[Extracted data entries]
::::::

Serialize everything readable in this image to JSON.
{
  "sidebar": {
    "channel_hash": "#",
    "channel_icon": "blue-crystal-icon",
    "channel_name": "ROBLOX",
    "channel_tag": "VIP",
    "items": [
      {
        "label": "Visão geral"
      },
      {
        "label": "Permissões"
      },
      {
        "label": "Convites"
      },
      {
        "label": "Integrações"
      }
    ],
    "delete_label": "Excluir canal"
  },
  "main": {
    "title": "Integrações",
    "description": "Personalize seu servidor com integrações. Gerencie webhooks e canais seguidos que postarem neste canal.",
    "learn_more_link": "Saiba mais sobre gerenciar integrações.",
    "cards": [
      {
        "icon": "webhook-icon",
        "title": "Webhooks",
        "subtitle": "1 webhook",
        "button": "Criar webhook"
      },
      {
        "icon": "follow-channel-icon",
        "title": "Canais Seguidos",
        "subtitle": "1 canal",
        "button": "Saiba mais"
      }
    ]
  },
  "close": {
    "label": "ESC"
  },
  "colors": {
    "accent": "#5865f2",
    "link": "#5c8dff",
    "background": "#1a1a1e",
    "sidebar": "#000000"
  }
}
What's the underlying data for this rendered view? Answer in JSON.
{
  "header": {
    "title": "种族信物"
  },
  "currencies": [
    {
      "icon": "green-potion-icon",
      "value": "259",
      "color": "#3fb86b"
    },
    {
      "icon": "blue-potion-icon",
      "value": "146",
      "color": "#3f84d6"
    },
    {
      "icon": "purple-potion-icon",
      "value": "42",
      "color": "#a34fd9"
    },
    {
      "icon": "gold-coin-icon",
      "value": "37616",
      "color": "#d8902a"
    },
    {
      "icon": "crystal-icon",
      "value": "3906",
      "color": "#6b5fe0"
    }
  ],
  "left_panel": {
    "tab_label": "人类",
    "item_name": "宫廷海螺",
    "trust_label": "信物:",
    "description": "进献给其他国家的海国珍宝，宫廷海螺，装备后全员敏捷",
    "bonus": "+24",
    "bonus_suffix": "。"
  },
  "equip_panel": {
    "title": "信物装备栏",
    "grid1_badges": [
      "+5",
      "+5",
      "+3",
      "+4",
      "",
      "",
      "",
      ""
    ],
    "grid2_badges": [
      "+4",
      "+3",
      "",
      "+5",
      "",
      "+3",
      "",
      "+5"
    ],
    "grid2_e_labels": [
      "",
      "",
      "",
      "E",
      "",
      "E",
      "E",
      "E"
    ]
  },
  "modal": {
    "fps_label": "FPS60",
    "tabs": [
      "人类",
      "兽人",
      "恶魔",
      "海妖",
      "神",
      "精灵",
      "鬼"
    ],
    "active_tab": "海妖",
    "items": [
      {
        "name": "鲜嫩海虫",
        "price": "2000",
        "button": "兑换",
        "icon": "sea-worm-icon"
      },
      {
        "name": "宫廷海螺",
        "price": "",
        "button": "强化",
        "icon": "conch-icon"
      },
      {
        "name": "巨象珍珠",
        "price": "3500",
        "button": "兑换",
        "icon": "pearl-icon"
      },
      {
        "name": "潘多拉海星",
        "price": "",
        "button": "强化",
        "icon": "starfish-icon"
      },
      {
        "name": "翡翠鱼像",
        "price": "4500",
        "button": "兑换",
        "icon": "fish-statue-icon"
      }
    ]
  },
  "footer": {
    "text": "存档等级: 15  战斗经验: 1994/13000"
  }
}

::::::

What is expected: Faithfully reproduce all of the records, character for character.

Response to this task:
Serialize everything readable in this image to JSON.
{
  "sidebar": {
    "channel_hash": "#",
    "channel_icon": "blue-crystal-icon",
    "channel_name": "ROBLOX",
    "channel_tag": "VIP",
    "items": [
      {
        "label": "Visão geral"
      },
      {
        "label": "Permissões"
      },
      {
        "label": "Convites"
      },
      {
        "label": "Integrações"
      }
    ],
    "delete_label": "Excluir canal"
  },
  "main": {
    "title": "Integrações",
    "description": "Personalize seu servidor com integrações. Gerencie webhooks e canais seguidos que postarem neste canal.",
    "learn_more_link": "Saiba mais sobre gerenciar integrações.",
    "cards": [
      {
        "icon": "webhook-icon",
        "title": "Webhooks",
        "subtitle": "1 webhook",
        "button": "Criar webhook"
      },
      {
        "icon": "follow-channel-icon",
        "title": "Canais Seguidos",
        "subtitle": "1 canal",
        "button": "Saiba mais"
      }
    ]
  },
  "close": {
    "label": "ESC"
  },
  "colors": {
    "accent": "#5865f2",
    "link": "#5c8dff",
    "background": "#1a1a1e",
    "sidebar": "#000000"
  }
}
What's the underlying data for this rendered view? Answer in JSON.
{
  "header": {
    "title": "种族信物"
  },
  "currencies": [
    {
      "icon": "green-potion-icon",
      "value": "259",
      "color": "#3fb86b"
    },
    {
      "icon": "blue-potion-icon",
      "value": "146",
      "color": "#3f84d6"
    },
    {
      "icon": "purple-potion-icon",
      "value": "42",
      "color": "#a34fd9"
    },
    {
      "icon": "gold-coin-icon",
      "value": "37616",
      "color": "#d8902a"
    },
    {
      "icon": "crystal-icon",
      "value": "3906",
      "color": "#6b5fe0"
    }
  ],
  "left_panel": {
    "tab_label": "人类",
    "item_name": "宫廷海螺",
    "trust_label": "信物:",
    "description": "进献给其他国家的海国珍宝，宫廷海螺，装备后全员敏捷",
    "bonus": "+24",
    "bonus_suffix": "。"
  },
  "equip_panel": {
    "title": "信物装备栏",
    "grid1_badges": [
      "+5",
      "+5",
      "+3",
      "+4",
      "",
      "",
      "",
      ""
    ],
    "grid2_badges": [
      "+4",
      "+3",
      "",
      "+5",
      "",
      "+3",
      "",
      "+5"
    ],
    "grid2_e_labels": [
      "",
      "",
      "",
      "E",
      "",
      "E",
      "E",
      "E"
    ]
  },
  "modal": {
    "fps_label": "FPS60",
    "tabs": [
      "人类",
      "兽人",
      "恶魔",
      "海妖",
      "神",
      "精灵",
      "鬼"
    ],
    "active_tab": "海妖",
    "items": [
      {
        "name": "鲜嫩海虫",
        "price": "2000",
        "button": "兑换",
        "icon": "sea-worm-icon"
      },
      {
        "name": "宫廷海螺",
        "price": "",
        "button": "强化",
        "icon": "conch-icon"
      },
      {
        "name": "巨象珍珠",
        "price": "3500",
        "button": "兑换",
        "icon": "pearl-icon"
      },
      {
        "name": "潘多拉海星",
        "price": "",
        "button": "强化",
        "icon": "starfish-icon"
      },
      {
        "name": "翡翠鱼像",
        "price": "4500",
        "button": "兑换",
        "icon": "fish-statue-icon"
      }
    ]
  },
  "footer": {
    "text": "存档等级: 15  战斗经验: 1994/13000"
  }
}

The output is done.